[Annotated element listings]
......
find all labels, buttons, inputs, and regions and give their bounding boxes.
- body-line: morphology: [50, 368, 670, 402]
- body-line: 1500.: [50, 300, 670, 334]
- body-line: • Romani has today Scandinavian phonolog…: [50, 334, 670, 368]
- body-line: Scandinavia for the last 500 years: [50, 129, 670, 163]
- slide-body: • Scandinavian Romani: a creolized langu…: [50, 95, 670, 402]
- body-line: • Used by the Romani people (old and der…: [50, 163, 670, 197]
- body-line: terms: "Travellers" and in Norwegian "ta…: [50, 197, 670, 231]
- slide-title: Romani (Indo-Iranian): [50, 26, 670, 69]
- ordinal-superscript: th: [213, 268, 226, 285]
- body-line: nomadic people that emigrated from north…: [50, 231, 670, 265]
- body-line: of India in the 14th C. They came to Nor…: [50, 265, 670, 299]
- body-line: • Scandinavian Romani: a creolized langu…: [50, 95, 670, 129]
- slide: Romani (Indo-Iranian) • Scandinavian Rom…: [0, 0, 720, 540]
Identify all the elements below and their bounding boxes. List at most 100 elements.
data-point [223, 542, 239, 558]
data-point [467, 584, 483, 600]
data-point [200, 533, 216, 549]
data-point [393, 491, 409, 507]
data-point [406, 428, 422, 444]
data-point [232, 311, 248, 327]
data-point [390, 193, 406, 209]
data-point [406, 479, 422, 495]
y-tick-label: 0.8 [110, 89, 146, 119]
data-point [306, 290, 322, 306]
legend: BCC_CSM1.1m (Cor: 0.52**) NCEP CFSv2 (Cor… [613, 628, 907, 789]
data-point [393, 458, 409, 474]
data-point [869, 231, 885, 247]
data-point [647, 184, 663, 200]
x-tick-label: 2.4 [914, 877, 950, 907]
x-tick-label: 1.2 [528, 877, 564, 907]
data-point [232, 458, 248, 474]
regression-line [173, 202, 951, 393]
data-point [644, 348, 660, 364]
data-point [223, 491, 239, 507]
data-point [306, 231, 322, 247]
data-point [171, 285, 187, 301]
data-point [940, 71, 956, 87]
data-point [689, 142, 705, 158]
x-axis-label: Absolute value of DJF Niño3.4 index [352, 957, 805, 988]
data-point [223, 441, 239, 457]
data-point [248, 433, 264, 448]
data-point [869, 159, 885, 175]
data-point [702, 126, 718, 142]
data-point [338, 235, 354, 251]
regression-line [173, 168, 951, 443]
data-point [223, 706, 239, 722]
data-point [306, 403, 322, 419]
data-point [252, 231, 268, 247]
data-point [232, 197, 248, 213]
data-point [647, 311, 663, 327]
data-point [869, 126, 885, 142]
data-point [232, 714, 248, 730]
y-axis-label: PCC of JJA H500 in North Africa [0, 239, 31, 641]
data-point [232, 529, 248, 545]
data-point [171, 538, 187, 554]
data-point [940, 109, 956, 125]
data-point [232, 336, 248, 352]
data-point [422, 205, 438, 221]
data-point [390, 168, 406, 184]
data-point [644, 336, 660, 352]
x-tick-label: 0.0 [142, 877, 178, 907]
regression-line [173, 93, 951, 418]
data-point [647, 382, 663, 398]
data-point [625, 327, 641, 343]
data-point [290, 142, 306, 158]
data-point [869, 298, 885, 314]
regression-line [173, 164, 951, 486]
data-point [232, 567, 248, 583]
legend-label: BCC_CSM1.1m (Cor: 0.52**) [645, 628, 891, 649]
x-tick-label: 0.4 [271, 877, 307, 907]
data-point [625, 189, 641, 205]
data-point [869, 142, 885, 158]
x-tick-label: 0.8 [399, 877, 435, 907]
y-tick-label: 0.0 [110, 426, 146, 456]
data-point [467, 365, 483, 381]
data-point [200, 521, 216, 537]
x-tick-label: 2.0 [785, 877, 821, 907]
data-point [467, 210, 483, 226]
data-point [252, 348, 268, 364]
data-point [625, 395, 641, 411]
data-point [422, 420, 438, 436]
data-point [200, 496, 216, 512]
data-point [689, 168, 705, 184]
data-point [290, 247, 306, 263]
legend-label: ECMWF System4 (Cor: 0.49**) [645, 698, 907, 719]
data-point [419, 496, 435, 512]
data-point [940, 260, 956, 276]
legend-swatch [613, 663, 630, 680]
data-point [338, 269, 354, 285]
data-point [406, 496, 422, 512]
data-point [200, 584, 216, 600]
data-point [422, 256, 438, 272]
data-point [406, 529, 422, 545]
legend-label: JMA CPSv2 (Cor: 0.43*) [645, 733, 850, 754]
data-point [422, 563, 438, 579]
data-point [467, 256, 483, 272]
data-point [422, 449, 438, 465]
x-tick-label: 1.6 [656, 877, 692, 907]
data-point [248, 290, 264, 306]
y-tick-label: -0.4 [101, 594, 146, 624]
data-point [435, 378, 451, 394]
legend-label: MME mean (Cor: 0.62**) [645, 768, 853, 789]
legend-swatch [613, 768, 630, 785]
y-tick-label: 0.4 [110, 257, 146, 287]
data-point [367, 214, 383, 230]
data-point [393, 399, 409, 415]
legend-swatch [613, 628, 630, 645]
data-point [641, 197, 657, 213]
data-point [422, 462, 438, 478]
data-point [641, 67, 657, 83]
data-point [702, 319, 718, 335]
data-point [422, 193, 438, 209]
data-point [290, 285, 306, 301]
......
- Requirement
Transcribe the listing above without alteration, from its first line through the line containing "data-point [406, 428, 422, 444]", with both of those lines included.

- Solved problem
find all labels, buttons, inputs, and regions and give their bounding boxes.
- body-line: morphology: [50, 368, 670, 402]
- body-line: 1500.: [50, 300, 670, 334]
- body-line: • Romani has today Scandinavian phonolog…: [50, 334, 670, 368]
- body-line: Scandinavia for the last 500 years: [50, 129, 670, 163]
- slide-body: • Scandinavian Romani: a creolized langu…: [50, 95, 670, 402]
- body-line: • Used by the Romani people (old and der…: [50, 163, 670, 197]
- body-line: terms: "Travellers" and in Norwegian "ta…: [50, 197, 670, 231]
- slide-title: Romani (Indo-Iranian): [50, 26, 670, 69]
- ordinal-superscript: th: [213, 268, 226, 285]
- body-line: nomadic people that emigrated from north…: [50, 231, 670, 265]
- body-line: of India in the 14th C. They came to Nor…: [50, 265, 670, 299]
- body-line: • Scandinavian Romani: a creolized langu…: [50, 95, 670, 129]
- slide: Romani (Indo-Iranian) • Scandinavian Rom…: [0, 0, 720, 540]
Identify all the elements below and their bounding boxes. List at most 100 elements.
data-point [223, 542, 239, 558]
data-point [467, 584, 483, 600]
data-point [200, 533, 216, 549]
data-point [393, 491, 409, 507]
data-point [406, 428, 422, 444]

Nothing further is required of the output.